((
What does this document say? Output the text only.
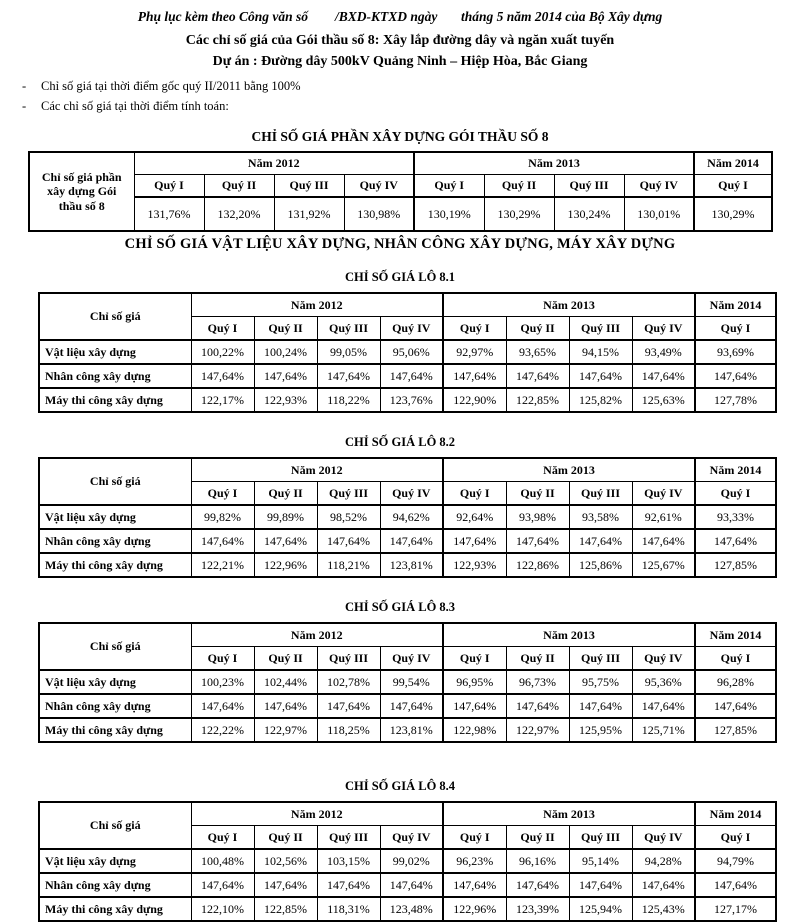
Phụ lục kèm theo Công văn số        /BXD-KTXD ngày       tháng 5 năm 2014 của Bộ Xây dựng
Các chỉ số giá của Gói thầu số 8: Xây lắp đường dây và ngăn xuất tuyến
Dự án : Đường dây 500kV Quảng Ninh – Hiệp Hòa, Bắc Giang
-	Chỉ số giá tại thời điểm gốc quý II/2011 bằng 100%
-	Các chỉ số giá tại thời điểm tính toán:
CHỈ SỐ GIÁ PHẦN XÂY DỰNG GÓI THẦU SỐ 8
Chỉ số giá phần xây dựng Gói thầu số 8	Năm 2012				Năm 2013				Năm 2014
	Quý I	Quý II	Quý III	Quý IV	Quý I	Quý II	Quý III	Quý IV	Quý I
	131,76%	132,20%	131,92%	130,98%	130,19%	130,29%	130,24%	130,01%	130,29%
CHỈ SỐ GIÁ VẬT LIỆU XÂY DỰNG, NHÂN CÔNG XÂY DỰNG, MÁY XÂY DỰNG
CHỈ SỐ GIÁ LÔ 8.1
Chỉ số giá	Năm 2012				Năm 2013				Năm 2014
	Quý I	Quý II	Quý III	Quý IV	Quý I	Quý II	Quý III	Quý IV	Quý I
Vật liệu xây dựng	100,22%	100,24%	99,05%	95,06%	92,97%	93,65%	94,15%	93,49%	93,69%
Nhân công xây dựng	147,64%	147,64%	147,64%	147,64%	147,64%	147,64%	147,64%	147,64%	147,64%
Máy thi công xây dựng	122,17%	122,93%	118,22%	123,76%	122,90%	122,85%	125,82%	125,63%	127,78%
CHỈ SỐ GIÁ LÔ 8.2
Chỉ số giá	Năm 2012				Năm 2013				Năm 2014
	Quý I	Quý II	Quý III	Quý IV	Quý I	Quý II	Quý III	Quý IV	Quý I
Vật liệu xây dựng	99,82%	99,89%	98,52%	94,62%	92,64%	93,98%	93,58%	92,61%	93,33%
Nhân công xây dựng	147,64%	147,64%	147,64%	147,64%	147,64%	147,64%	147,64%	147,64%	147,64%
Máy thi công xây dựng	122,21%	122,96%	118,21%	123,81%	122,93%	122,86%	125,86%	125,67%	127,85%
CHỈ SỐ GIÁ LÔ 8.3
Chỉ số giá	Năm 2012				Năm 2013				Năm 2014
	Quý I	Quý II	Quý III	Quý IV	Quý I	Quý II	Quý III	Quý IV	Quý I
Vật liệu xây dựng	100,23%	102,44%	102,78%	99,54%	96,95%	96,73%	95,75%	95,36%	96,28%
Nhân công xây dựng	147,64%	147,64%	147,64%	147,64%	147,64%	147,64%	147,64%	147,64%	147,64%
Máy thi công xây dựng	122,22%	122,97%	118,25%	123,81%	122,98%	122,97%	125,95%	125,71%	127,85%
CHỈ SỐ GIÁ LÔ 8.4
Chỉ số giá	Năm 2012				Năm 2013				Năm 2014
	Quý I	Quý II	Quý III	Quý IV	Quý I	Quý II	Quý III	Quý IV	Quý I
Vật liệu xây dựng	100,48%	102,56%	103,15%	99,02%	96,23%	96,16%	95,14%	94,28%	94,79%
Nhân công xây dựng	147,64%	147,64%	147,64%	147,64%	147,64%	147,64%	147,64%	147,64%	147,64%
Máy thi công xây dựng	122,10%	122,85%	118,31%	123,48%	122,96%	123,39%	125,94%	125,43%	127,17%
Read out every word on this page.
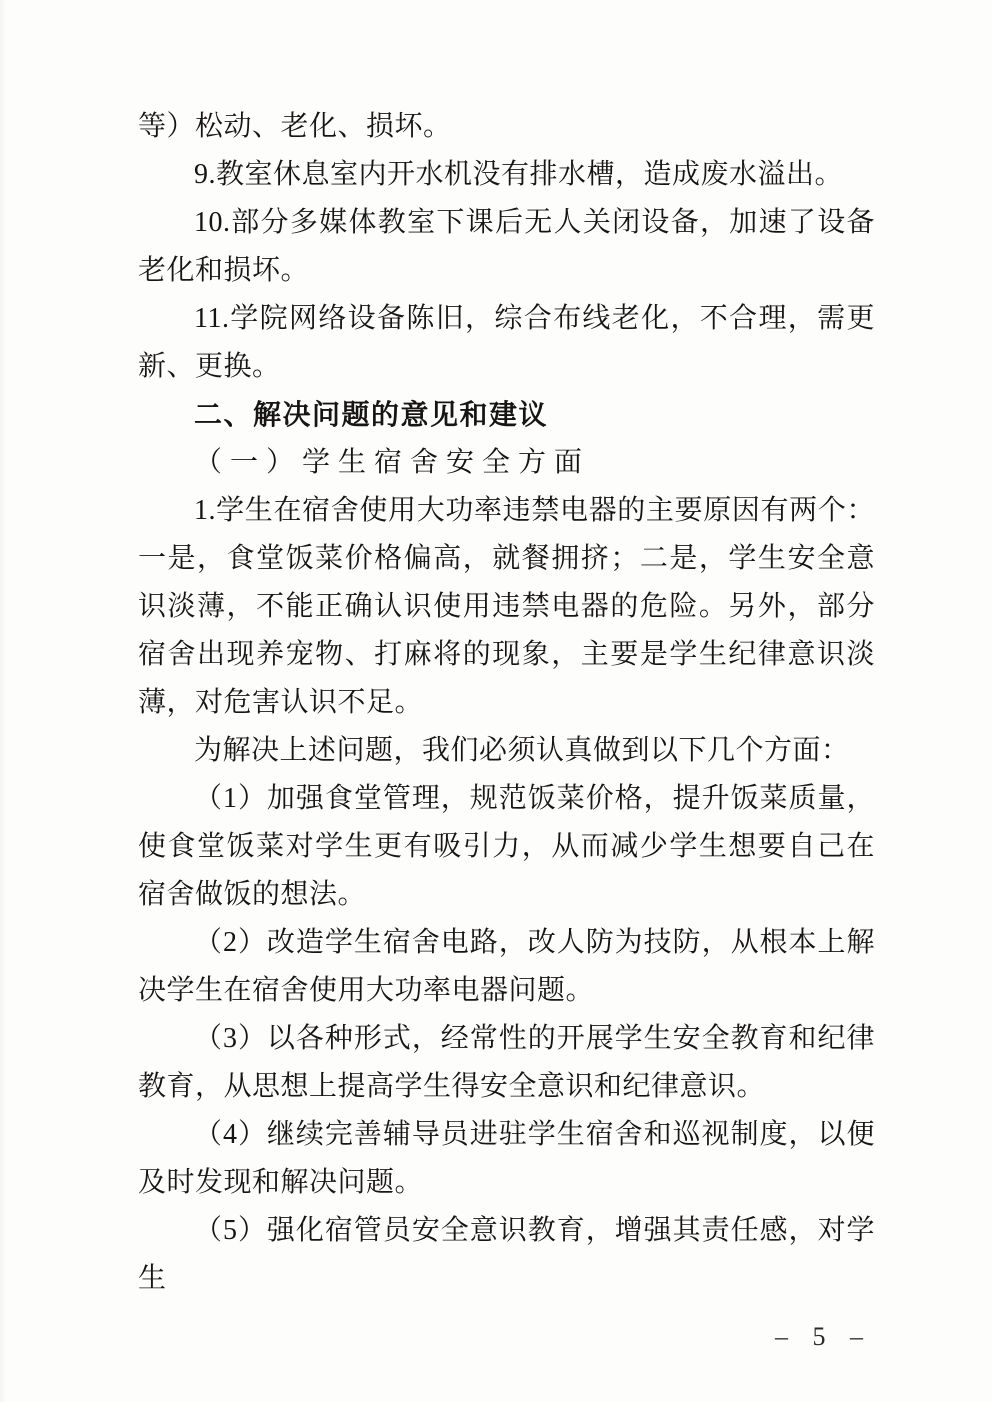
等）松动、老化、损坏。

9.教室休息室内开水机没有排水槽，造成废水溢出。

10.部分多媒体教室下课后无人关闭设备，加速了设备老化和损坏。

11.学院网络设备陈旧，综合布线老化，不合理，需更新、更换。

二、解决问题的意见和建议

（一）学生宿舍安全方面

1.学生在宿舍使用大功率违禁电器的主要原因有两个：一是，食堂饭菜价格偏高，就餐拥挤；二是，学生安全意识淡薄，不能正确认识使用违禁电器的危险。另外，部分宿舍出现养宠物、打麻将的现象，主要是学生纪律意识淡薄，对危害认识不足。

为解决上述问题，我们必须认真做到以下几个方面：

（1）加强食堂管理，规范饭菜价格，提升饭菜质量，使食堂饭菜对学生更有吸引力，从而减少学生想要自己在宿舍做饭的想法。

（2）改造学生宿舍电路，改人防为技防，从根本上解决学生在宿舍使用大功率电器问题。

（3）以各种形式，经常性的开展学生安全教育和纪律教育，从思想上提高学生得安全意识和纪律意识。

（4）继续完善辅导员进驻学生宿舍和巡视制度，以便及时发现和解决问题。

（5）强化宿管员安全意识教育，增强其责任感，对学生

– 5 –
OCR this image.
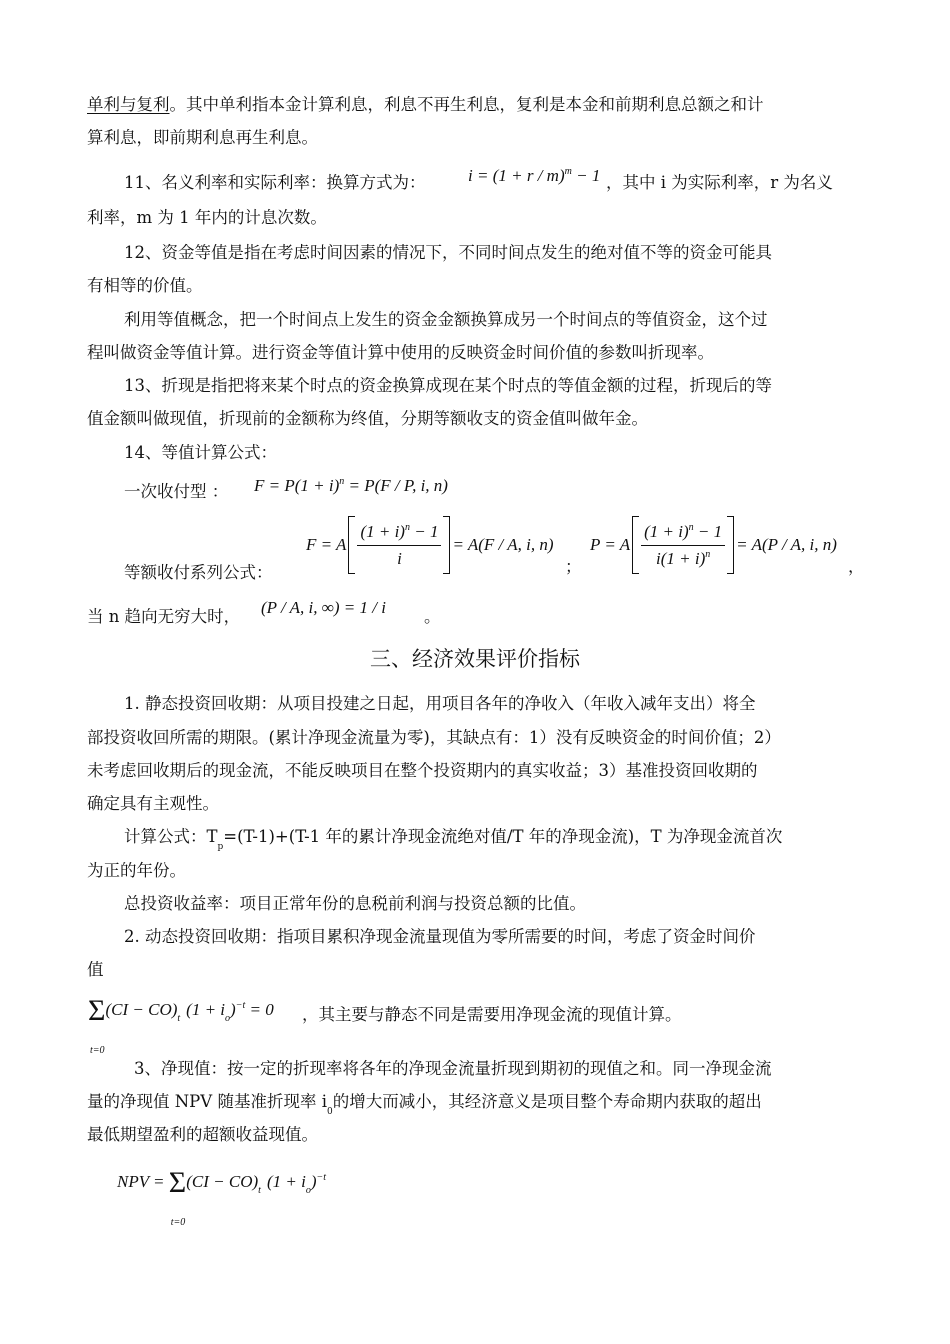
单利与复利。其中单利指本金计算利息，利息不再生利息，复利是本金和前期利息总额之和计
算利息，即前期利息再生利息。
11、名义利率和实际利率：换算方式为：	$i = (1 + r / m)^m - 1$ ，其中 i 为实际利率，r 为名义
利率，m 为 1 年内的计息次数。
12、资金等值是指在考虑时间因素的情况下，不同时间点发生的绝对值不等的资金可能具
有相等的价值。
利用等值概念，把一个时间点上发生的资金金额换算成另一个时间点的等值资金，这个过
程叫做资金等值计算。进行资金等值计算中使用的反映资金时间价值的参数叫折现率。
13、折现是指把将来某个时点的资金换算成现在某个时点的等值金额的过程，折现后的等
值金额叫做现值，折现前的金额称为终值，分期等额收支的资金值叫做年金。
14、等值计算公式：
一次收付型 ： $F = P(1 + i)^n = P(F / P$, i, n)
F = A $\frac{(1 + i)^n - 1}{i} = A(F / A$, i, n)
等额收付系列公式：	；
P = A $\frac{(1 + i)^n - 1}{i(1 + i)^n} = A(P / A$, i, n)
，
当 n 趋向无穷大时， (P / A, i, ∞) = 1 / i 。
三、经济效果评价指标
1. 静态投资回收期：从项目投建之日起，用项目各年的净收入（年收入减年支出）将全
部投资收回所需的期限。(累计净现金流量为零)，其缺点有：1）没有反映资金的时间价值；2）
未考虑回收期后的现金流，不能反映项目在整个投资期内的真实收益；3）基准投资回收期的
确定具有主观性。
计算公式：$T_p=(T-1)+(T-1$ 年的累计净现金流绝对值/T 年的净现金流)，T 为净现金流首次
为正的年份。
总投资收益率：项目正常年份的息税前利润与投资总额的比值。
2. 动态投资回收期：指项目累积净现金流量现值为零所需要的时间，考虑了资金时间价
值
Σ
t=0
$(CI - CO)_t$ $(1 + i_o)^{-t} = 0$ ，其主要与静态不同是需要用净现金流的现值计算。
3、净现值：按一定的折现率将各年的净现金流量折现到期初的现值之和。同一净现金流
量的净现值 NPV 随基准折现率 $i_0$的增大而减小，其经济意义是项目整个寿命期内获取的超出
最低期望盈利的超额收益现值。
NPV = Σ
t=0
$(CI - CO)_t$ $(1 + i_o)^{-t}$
))
_EXERCISE REQUIREMENTS_
Copy out every line that includes the word "điểm".

_THE RESPONSE_
-	Chỉ số giá tại thời điểm gốc quý II/2011 bằng 100%
-	Các chỉ số giá tại thời điểm tính toán:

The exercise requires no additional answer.